• **CHALLENGE**
Look through the entries and report how many lines include the word "scan". Give the number alone.

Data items

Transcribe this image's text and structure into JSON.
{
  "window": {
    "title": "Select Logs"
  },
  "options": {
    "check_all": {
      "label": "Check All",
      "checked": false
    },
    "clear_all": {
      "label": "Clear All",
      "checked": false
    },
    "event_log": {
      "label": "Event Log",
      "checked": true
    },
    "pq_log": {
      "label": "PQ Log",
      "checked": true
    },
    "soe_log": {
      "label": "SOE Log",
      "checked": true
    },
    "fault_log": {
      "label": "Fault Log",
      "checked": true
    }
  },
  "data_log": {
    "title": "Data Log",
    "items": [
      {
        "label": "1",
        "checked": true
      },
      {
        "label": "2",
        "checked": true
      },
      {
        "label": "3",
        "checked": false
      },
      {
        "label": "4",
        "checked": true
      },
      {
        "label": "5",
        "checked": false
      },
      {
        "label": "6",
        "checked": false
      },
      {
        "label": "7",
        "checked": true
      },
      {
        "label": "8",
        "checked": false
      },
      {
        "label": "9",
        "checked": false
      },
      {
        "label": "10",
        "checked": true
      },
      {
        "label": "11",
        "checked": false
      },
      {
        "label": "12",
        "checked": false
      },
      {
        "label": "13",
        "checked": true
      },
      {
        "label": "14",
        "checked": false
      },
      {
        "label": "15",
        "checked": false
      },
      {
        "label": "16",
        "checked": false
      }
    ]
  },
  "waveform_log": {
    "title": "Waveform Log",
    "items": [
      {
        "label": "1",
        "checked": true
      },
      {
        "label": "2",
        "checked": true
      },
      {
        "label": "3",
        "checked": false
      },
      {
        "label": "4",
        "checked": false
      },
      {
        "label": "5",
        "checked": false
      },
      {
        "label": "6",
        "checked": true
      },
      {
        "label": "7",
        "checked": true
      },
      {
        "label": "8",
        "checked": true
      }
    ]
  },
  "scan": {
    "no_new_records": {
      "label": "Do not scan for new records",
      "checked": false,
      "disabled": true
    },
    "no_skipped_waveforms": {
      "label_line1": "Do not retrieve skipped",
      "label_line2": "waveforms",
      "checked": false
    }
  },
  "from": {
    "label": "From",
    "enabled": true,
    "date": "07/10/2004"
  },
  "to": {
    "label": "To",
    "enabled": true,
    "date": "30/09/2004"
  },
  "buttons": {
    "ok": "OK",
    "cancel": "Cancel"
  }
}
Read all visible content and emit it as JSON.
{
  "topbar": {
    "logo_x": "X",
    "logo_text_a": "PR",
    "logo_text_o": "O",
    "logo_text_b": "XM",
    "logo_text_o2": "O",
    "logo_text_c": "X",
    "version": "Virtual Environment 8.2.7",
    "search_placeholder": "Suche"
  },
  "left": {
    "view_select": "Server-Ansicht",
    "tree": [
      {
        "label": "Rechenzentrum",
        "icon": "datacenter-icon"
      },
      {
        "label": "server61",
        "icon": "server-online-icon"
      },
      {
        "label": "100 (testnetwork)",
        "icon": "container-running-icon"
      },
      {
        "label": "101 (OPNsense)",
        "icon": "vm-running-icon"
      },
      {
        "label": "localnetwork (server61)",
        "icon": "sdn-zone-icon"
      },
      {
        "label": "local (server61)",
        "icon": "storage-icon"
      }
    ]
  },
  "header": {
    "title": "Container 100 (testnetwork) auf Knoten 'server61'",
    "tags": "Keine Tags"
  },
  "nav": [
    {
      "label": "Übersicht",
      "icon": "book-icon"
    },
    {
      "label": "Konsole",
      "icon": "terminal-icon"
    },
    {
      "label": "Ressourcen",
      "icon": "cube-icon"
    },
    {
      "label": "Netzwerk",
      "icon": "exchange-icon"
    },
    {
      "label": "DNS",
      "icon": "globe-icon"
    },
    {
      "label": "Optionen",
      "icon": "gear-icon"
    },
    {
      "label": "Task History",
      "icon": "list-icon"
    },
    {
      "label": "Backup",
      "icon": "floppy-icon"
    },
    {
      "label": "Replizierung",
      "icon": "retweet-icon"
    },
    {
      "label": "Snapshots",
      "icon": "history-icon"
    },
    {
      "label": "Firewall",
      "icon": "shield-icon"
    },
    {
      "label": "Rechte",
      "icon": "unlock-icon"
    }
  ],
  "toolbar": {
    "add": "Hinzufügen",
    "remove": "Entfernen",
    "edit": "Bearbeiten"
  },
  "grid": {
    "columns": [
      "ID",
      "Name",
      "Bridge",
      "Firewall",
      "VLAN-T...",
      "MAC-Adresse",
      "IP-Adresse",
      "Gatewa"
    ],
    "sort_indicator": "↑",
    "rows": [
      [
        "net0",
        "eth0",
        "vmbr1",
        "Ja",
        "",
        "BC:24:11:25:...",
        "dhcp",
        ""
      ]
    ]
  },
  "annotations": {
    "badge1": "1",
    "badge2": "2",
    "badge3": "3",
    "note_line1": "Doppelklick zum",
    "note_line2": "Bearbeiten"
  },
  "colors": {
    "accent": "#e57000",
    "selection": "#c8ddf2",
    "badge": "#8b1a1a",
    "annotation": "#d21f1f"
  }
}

• **EXERCISE ANSWER**
2